Stored entries:
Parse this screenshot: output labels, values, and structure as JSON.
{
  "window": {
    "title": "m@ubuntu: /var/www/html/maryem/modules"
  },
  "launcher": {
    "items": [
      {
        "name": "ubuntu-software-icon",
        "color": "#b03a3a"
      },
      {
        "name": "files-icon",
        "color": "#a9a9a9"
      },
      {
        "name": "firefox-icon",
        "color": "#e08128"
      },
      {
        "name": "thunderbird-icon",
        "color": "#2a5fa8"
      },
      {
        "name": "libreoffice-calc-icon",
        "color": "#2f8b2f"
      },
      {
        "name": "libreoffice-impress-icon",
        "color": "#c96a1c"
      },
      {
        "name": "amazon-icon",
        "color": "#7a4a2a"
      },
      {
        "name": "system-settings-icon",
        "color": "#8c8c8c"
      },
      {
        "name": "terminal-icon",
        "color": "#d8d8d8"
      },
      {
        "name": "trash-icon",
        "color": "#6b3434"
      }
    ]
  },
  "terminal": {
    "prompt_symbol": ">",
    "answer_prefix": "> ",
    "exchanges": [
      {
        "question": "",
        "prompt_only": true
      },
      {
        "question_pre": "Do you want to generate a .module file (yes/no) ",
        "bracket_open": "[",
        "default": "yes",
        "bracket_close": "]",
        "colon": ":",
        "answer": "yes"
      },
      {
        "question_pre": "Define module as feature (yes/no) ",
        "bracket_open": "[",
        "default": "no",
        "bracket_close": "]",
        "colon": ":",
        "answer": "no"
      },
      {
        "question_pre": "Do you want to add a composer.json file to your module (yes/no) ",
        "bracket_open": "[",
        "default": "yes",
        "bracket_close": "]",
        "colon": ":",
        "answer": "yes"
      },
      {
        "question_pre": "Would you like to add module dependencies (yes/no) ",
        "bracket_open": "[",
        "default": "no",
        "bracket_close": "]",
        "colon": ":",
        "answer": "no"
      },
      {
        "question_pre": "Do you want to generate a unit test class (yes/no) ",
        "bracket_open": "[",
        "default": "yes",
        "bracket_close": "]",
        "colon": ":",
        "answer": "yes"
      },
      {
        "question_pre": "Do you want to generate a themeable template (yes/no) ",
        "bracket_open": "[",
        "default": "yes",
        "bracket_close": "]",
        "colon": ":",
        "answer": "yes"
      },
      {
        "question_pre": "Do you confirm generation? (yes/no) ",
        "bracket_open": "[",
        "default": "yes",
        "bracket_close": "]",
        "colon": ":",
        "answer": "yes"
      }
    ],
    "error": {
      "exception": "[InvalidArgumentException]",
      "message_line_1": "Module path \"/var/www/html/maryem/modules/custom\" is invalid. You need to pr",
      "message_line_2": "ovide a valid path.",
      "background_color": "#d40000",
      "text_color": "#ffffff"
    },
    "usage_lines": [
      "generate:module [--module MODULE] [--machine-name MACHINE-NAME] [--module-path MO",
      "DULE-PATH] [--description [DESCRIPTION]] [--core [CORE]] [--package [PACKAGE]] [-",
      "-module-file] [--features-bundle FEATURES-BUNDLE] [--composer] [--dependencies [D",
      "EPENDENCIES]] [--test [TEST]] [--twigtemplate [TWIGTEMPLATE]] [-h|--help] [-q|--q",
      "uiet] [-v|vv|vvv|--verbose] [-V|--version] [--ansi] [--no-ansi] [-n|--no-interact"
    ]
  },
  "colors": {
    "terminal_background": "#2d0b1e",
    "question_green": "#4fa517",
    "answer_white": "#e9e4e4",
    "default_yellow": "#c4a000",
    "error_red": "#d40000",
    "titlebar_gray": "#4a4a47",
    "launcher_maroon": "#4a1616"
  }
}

▶ [What you need to do]
Check each line of the records above for the string "composer", and report every line that has it.

▶ [Result for this task]
        "question_pre": "Do you want to add a composer.json file to your module (yes/no) ",
      "-module-file] [--features-bundle FEATURES-BUNDLE] [--composer] [--dependencies [D",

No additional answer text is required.